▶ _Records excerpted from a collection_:
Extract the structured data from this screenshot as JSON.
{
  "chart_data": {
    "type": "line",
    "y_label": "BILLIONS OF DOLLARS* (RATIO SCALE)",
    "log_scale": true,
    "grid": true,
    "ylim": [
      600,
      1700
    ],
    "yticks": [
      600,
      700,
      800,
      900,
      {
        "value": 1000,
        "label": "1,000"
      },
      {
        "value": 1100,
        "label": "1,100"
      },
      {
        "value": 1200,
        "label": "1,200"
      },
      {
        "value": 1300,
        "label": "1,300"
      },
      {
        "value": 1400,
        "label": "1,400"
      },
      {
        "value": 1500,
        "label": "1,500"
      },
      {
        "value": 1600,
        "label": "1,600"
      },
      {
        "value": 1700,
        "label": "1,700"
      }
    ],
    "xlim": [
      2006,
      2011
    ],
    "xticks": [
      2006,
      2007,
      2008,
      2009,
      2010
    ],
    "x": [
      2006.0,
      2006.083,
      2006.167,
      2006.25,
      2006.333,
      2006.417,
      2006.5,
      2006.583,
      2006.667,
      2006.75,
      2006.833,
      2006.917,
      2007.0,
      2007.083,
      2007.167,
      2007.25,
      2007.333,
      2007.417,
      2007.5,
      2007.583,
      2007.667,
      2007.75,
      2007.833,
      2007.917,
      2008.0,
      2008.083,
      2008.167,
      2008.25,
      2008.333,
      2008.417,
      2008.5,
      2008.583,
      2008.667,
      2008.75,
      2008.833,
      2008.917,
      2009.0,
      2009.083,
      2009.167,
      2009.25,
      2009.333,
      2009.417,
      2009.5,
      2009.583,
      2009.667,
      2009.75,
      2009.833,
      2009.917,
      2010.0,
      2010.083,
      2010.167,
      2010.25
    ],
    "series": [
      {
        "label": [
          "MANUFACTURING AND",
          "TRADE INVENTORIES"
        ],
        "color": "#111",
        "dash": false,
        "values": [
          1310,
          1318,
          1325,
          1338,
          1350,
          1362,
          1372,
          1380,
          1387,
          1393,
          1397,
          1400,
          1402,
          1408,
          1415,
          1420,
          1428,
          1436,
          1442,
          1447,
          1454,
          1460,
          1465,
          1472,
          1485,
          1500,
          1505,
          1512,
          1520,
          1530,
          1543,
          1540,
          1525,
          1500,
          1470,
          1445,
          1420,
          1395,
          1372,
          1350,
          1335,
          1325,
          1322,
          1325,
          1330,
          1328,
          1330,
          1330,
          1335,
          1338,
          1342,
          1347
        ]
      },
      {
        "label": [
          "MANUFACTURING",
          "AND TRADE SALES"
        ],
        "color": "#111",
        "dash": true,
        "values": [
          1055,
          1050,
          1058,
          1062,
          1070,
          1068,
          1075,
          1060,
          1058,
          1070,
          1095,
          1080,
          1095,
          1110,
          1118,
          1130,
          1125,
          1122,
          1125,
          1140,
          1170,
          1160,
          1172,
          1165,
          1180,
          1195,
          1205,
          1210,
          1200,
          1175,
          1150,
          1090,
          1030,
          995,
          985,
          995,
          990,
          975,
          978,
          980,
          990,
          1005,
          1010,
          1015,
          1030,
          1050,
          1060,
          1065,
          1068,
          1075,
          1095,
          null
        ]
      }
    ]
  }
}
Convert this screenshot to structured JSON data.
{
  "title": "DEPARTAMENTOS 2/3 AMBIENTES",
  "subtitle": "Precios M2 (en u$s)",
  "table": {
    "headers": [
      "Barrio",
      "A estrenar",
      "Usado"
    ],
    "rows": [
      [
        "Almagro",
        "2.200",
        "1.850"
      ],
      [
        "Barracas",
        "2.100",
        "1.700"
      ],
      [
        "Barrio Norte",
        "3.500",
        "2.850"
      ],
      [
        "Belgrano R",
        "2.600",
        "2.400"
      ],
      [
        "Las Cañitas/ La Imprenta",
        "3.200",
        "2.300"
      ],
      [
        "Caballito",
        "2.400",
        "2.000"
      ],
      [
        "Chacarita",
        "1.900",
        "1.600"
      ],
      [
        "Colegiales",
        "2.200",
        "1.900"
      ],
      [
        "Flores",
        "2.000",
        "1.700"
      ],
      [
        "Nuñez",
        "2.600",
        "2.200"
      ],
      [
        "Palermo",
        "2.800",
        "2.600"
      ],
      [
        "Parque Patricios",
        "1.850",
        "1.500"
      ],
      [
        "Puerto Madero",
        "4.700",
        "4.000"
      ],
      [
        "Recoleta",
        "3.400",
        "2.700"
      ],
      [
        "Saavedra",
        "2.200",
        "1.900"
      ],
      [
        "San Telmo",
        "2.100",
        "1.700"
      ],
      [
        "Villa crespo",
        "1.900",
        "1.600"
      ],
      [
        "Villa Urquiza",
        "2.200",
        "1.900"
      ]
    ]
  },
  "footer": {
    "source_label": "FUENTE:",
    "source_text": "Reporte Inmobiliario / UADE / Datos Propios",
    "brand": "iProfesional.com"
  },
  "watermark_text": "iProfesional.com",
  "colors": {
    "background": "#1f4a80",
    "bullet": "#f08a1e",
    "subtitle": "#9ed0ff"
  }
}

▶ _PROBLEM TO WORK ON_: Set down every record above exactly as given.

▶ _IN RESPONSE_:
Extract the structured data from this screenshot as JSON.
{
  "chart_data": {
    "type": "line",
    "y_label": "BILLIONS OF DOLLARS* (RATIO SCALE)",
    "log_scale": true,
    "grid": true,
    "ylim": [
      600,
      1700
    ],
    "yticks": [
      600,
      700,
      800,
      900,
      {
        "value": 1000,
        "label": "1,000"
      },
      {
        "value": 1100,
        "label": "1,100"
      },
      {
        "value": 1200,
        "label": "1,200"
      },
      {
        "value": 1300,
        "label": "1,300"
      },
      {
        "value": 1400,
        "label": "1,400"
      },
      {
        "value": 1500,
        "label": "1,500"
      },
      {
        "value": 1600,
        "label": "1,600"
      },
      {
        "value": 1700,
        "label": "1,700"
      }
    ],
    "xlim": [
      2006,
      2011
    ],
    "xticks": [
      2006,
      2007,
      2008,
      2009,
      2010
    ],
    "x": [
      2006.0,
      2006.083,
      2006.167,
      2006.25,
      2006.333,
      2006.417,
      2006.5,
      2006.583,
      2006.667,
      2006.75,
      2006.833,
      2006.917,
      2007.0,
      2007.083,
      2007.167,
      2007.25,
      2007.333,
      2007.417,
      2007.5,
      2007.583,
      2007.667,
      2007.75,
      2007.833,
      2007.917,
      2008.0,
      2008.083,
      2008.167,
      2008.25,
      2008.333,
      2008.417,
      2008.5,
      2008.583,
      2008.667,
      2008.75,
      2008.833,
      2008.917,
      2009.0,
      2009.083,
      2009.167,
      2009.25,
      2009.333,
      2009.417,
      2009.5,
      2009.583,
      2009.667,
      2009.75,
      2009.833,
      2009.917,
      2010.0,
      2010.083,
      2010.167,
      2010.25
    ],
    "series": [
      {
        "label": [
          "MANUFACTURING AND",
          "TRADE INVENTORIES"
        ],
        "color": "#111",
        "dash": false,
        "values": [
          1310,
          1318,
          1325,
          1338,
          1350,
          1362,
          1372,
          1380,
          1387,
          1393,
          1397,
          1400,
          1402,
          1408,
          1415,
          1420,
          1428,
          1436,
          1442,
          1447,
          1454,
          1460,
          1465,
          1472,
          1485,
          1500,
          1505,
          1512,
          1520,
          1530,
          1543,
          1540,
          1525,
          1500,
          1470,
          1445,
          1420,
          1395,
          1372,
          1350,
          1335,
          1325,
          1322,
          1325,
          1330,
          1328,
          1330,
          1330,
          1335,
          1338,
          1342,
          1347
        ]
      },
      {
        "label": [
          "MANUFACTURING",
          "AND TRADE SALES"
        ],
        "color": "#111",
        "dash": true,
        "values": [
          1055,
          1050,
          1058,
          1062,
          1070,
          1068,
          1075,
          1060,
          1058,
          1070,
          1095,
          1080,
          1095,
          1110,
          1118,
          1130,
          1125,
          1122,
          1125,
          1140,
          1170,
          1160,
          1172,
          1165,
          1180,
          1195,
          1205,
          1210,
          1200,
          1175,
          1150,
          1090,
          1030,
          995,
          985,
          995,
          990,
          975,
          978,
          980,
          990,
          1005,
          1010,
          1015,
          1030,
          1050,
          1060,
          1065,
          1068,
          1075,
          1095,
          null
        ]
      }
    ]
  }
}
Convert this screenshot to structured JSON data.
{
  "title": "DEPARTAMENTOS 2/3 AMBIENTES",
  "subtitle": "Precios M2 (en u$s)",
  "table": {
    "headers": [
      "Barrio",
      "A estrenar",
      "Usado"
    ],
    "rows": [
      [
        "Almagro",
        "2.200",
        "1.850"
      ],
      [
        "Barracas",
        "2.100",
        "1.700"
      ],
      [
        "Barrio Norte",
        "3.500",
        "2.850"
      ],
      [
        "Belgrano R",
        "2.600",
        "2.400"
      ],
      [
        "Las Cañitas/ La Imprenta",
        "3.200",
        "2.300"
      ],
      [
        "Caballito",
        "2.400",
        "2.000"
      ],
      [
        "Chacarita",
        "1.900",
        "1.600"
      ],
      [
        "Colegiales",
        "2.200",
        "1.900"
      ],
      [
        "Flores",
        "2.000",
        "1.700"
      ],
      [
        "Nuñez",
        "2.600",
        "2.200"
      ],
      [
        "Palermo",
        "2.800",
        "2.600"
      ],
      [
        "Parque Patricios",
        "1.850",
        "1.500"
      ],
      [
        "Puerto Madero",
        "4.700",
        "4.000"
      ],
      [
        "Recoleta",
        "3.400",
        "2.700"
      ],
      [
        "Saavedra",
        "2.200",
        "1.900"
      ],
      [
        "San Telmo",
        "2.100",
        "1.700"
      ],
      [
        "Villa crespo",
        "1.900",
        "1.600"
      ],
      [
        "Villa Urquiza",
        "2.200",
        "1.900"
      ]
    ]
  },
  "footer": {
    "source_label": "FUENTE:",
    "source_text": "Reporte Inmobiliario / UADE / Datos Propios",
    "brand": "iProfesional.com"
  },
  "watermark_text": "iProfesional.com",
  "colors": {
    "background": "#1f4a80",
    "bullet": "#f08a1e",
    "subtitle": "#9ed0ff"
  }
}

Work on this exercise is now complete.